§ To be done:
Copy out the lines of the records below word for word, beginning with the line that contains "example-lights[interactable]: Lights xyxy=(20,299,49,308)" and continuing through the line that contains "vr-scene-canvas[interactable]: VISUAL INSPECTOR".

Coordinate annotation records
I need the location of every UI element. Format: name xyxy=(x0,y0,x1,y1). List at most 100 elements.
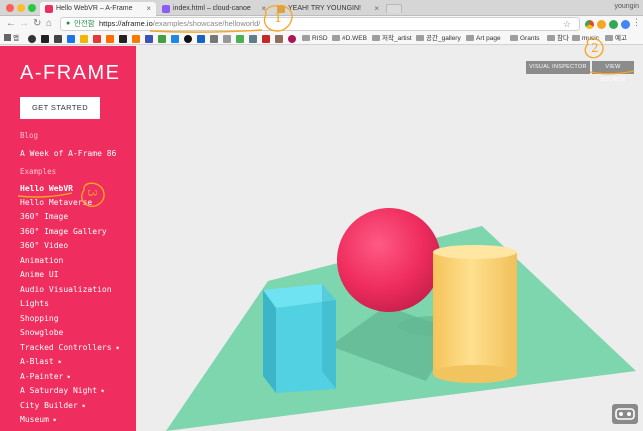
example-lights[interactable]: Lights xyxy=(20,299,49,308)
example-city-builder[interactable]: City Builder✦ xyxy=(20,400,88,410)
extension-icon[interactable] xyxy=(609,20,618,29)
vr-scene-canvas[interactable]: VISUAL INSPECTOR VIEW SOURCE xyxy=(136,46,643,431)
bookmark-folder[interactable]: #D.WEB xyxy=(332,33,367,45)
extension-icon[interactable] xyxy=(597,20,606,29)
example-shopping[interactable]: Shopping xyxy=(20,314,59,323)
bookmark-icon[interactable] xyxy=(41,35,49,43)
reload-icon[interactable]: ↻ xyxy=(33,17,41,31)
bookmark-icon[interactable] xyxy=(210,35,218,43)
back-arrow-icon[interactable]: ← xyxy=(6,17,16,31)
bookmark-icon[interactable] xyxy=(236,35,244,43)
bookmark-folder[interactable]: 참다 xyxy=(547,33,569,45)
bookmark-icon[interactable] xyxy=(184,35,192,43)
bookmark-icon[interactable] xyxy=(67,35,75,43)
bookmark-icon[interactable] xyxy=(119,35,127,43)
bookmark-icon[interactable] xyxy=(106,35,114,43)
home-icon[interactable]: ⌂ xyxy=(46,17,52,31)
maximize-window-button[interactable] xyxy=(28,4,36,12)
magic-wand-icon: ✦ xyxy=(54,356,64,367)
example-360-video[interactable]: 360° Video xyxy=(20,241,68,250)
bookmark-icon[interactable] xyxy=(275,35,283,43)
close-window-button[interactable] xyxy=(6,4,14,12)
bookmark-icon[interactable] xyxy=(54,35,62,43)
bookmark-folder[interactable]: RISD xyxy=(302,33,328,45)
example-label: A-Painter xyxy=(20,372,64,381)
bookmark-label: 예고 xyxy=(615,35,627,42)
profile-name[interactable]: youngin xyxy=(614,3,639,10)
bookmark-icon[interactable] xyxy=(158,35,166,43)
bookmark-icon[interactable] xyxy=(80,35,88,43)
bookmark-star-icon[interactable]: ☆ xyxy=(563,18,571,30)
tab-title: index.html – cloud-canoe xyxy=(173,5,251,12)
url-text[interactable]: https://aframe.io/examples/showcase/hell… xyxy=(99,18,260,30)
bookmark-folder[interactable]: 예고 xyxy=(605,33,627,45)
bookmark-icon[interactable] xyxy=(28,35,36,43)
address-bar[interactable]: ● 안전함 https://aframe.io/examples/showcas… xyxy=(60,17,580,31)
forward-arrow-icon[interactable]: → xyxy=(19,17,29,31)
bookmark-icon[interactable] xyxy=(262,35,270,43)
sphere-shape xyxy=(337,208,441,312)
folder-icon xyxy=(302,35,310,41)
example-360-image[interactable]: 360° Image xyxy=(20,212,68,221)
tab-close-icon[interactable]: × xyxy=(261,2,266,16)
apps-shortcut[interactable]: 앱 xyxy=(4,33,19,45)
tab-title: YEAH! TRY YOUNGIN! xyxy=(288,5,362,12)
example-label: A Saturday Night xyxy=(20,386,98,395)
enter-vr-button[interactable] xyxy=(612,404,638,424)
tab-close-icon[interactable]: × xyxy=(146,2,151,16)
example-a-painter[interactable]: A-Painter✦ xyxy=(20,371,74,382)
example-label: City Builder xyxy=(20,401,78,410)
bookmark-icon[interactable] xyxy=(249,35,257,43)
bookmark-icon[interactable] xyxy=(223,35,231,43)
example-hello-metaverse[interactable]: Hello Metaverse xyxy=(20,198,92,207)
bookmark-icon[interactable] xyxy=(132,35,140,43)
example-hello-webvr[interactable]: Hello WebVR xyxy=(20,184,73,193)
example-anime-ui[interactable]: Anime UI xyxy=(20,270,59,279)
bookmark-folder[interactable]: Art page xyxy=(466,33,501,45)
bookmark-folder[interactable]: 저작_artist xyxy=(372,33,412,45)
new-tab-button[interactable] xyxy=(386,4,402,13)
apps-grid-icon xyxy=(4,34,11,41)
bookmark-folder[interactable]: Grants xyxy=(510,33,540,45)
bookmark-icon[interactable] xyxy=(288,35,296,43)
examples-header: Examples xyxy=(20,167,57,176)
bookmark-icon[interactable] xyxy=(93,35,101,43)
annotation-number-one: 1 xyxy=(274,11,283,26)
magic-wand-icon: ✦ xyxy=(98,385,107,396)
example-360-image-gallery[interactable]: 360° Image Gallery xyxy=(20,227,107,236)
example-museum[interactable]: Museum✦ xyxy=(20,414,59,424)
tab-close-icon[interactable]: × xyxy=(374,2,379,16)
magic-wand-icon: ✦ xyxy=(64,371,74,382)
blog-header: Blog xyxy=(20,131,39,140)
example-audio-visualization[interactable]: Audio Visualization xyxy=(20,285,112,294)
example-animation[interactable]: Animation xyxy=(20,256,63,265)
example-tracked-controllers[interactable]: Tracked Controllers✦ xyxy=(20,342,121,352)
aframe-logo[interactable]: A-FRAME xyxy=(20,62,121,85)
blog-item[interactable]: A Week of A-Frame 86 xyxy=(20,149,116,158)
visual-inspector-button[interactable]: VISUAL INSPECTOR xyxy=(526,61,590,74)
example-snowglobe[interactable]: Snowglobe xyxy=(20,328,63,337)
bookmark-label: RISD xyxy=(312,35,328,42)
bookmark-label: 저작_artist xyxy=(382,35,412,42)
bookmark-folder[interactable]: 공간_gallery xyxy=(416,33,461,45)
extension-icon[interactable] xyxy=(621,20,630,29)
box-front-face xyxy=(263,290,276,393)
box-right-face xyxy=(322,284,336,389)
aframe-favicon-icon xyxy=(45,5,53,13)
bookmark-icon[interactable] xyxy=(145,35,153,43)
scene-render xyxy=(166,208,636,431)
tab-hello-webvr[interactable]: Hello WebVR – A-Frame × xyxy=(40,2,156,16)
tab-cloud-canoe[interactable]: index.html – cloud-canoe × xyxy=(157,2,271,16)
view-source-button[interactable]: VIEW SOURCE xyxy=(592,61,634,83)
bookmark-label: Grants xyxy=(520,35,540,42)
menu-dots-icon[interactable]: ⋮ xyxy=(632,17,641,28)
bookmark-icon[interactable] xyxy=(171,35,179,43)
get-started-button[interactable]: GET STARTED xyxy=(20,97,100,119)
minimize-window-button[interactable] xyxy=(17,4,25,12)
chrome-extension-icon[interactable] xyxy=(585,20,594,29)
tab-yeah-try-youngin[interactable]: YEAH! TRY YOUNGIN! × xyxy=(272,2,384,16)
example-a-saturday-night[interactable]: A Saturday Night✦ xyxy=(20,385,107,396)
example-a-blast[interactable]: A-Blast✦ xyxy=(20,356,64,367)
bookmark-label: 참다 xyxy=(557,35,569,42)
bookmark-icon[interactable] xyxy=(197,35,205,43)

§ Task answer:
example-lights[interactable]: Lights xyxy=(20,299,49,308)
example-city-builder[interactable]: City Builder✦ xyxy=(20,400,88,410)
extension-icon[interactable] xyxy=(609,20,618,29)
vr-scene-canvas[interactable]: VISUAL INSPECTOR VIEW SOURCE xyxy=(136,46,643,431)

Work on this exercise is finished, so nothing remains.